Set task:
Go through the data below and gather each line containing "between".

Supplied information:
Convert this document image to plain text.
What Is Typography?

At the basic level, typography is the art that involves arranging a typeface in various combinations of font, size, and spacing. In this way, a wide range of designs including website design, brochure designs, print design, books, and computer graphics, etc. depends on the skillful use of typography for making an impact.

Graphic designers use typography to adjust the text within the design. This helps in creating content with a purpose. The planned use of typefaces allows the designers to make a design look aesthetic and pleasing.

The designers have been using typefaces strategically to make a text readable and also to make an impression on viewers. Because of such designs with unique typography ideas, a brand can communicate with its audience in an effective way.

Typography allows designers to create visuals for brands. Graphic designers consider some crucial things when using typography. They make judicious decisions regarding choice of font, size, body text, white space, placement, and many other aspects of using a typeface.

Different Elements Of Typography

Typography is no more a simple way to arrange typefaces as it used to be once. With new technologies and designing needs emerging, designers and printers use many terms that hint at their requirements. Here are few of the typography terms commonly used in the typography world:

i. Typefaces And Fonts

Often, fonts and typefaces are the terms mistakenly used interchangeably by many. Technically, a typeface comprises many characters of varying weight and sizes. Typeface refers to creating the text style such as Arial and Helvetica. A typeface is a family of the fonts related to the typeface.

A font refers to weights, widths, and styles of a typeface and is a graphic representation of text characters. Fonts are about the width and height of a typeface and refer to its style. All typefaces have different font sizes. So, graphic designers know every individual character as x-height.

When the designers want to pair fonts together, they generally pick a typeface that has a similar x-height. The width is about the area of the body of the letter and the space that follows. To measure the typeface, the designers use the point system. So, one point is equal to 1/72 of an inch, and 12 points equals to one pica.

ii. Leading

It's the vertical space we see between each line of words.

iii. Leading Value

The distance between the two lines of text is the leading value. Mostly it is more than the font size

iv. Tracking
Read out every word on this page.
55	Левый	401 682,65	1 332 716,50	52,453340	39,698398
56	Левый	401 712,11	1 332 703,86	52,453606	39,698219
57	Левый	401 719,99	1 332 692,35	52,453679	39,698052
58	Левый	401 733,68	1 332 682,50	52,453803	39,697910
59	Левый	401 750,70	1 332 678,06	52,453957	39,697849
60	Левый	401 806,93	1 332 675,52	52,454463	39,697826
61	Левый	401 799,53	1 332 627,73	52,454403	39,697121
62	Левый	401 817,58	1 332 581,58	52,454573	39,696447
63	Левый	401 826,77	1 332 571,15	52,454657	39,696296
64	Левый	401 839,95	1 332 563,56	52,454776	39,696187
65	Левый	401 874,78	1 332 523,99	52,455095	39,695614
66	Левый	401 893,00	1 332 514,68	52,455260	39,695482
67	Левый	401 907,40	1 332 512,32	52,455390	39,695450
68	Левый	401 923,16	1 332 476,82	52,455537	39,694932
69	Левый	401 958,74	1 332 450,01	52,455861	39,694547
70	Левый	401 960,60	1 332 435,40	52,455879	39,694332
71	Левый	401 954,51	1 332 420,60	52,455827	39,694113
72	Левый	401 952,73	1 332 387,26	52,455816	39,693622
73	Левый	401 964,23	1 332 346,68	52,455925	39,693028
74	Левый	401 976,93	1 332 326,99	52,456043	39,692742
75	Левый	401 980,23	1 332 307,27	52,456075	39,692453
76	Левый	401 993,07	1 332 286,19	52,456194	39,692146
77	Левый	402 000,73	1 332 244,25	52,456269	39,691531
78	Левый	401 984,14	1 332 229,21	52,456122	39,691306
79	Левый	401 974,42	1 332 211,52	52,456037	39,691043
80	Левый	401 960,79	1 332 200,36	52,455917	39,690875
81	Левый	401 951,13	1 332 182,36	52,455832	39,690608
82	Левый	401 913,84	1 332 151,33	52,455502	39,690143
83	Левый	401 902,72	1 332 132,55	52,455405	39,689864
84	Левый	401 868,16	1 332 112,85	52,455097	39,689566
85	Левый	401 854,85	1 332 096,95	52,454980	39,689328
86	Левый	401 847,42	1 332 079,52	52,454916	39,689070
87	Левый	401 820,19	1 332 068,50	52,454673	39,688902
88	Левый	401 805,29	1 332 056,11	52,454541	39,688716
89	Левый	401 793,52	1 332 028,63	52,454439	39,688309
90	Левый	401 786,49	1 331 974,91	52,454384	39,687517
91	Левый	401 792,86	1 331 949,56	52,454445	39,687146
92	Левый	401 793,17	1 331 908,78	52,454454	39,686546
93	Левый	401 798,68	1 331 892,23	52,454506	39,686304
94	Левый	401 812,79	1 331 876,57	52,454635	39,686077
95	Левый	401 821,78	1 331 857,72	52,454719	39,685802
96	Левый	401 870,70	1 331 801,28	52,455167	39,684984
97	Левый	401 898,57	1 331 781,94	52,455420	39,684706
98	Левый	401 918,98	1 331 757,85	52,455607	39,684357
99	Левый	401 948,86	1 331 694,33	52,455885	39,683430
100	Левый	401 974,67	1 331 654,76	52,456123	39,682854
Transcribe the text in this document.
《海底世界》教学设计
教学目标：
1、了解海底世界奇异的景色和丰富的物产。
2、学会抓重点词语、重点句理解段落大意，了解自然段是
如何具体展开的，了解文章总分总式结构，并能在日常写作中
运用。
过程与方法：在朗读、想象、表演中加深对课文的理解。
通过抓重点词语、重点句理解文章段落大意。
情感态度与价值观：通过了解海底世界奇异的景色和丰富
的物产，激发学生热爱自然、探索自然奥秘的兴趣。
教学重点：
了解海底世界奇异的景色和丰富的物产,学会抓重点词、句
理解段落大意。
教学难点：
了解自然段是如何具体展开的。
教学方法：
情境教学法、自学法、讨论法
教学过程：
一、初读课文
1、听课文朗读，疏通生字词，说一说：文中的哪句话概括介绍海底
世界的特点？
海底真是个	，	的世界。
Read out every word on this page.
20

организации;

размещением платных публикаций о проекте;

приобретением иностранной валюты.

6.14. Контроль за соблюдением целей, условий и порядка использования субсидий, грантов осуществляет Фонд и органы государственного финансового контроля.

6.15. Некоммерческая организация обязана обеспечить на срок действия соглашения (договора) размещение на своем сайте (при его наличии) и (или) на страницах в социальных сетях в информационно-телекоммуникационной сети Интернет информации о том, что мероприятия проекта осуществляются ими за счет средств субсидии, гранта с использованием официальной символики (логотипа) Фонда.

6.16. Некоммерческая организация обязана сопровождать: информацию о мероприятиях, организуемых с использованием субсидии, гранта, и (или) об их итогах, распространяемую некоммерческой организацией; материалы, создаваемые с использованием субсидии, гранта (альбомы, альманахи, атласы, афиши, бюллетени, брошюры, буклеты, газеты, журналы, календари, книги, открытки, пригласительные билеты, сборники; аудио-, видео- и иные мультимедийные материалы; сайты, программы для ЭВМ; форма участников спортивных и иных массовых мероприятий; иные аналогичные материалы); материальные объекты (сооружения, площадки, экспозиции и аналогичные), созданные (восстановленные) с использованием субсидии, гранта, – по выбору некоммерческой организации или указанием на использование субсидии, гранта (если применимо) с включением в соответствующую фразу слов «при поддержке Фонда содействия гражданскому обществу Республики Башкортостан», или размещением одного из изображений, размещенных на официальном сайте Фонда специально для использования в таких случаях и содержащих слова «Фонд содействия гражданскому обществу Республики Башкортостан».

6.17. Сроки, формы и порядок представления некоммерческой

Result of this exercise:
It's the vertical space we see between each line of words.
The distance between the two lines of text is the leading value. Mostly it is more than the font size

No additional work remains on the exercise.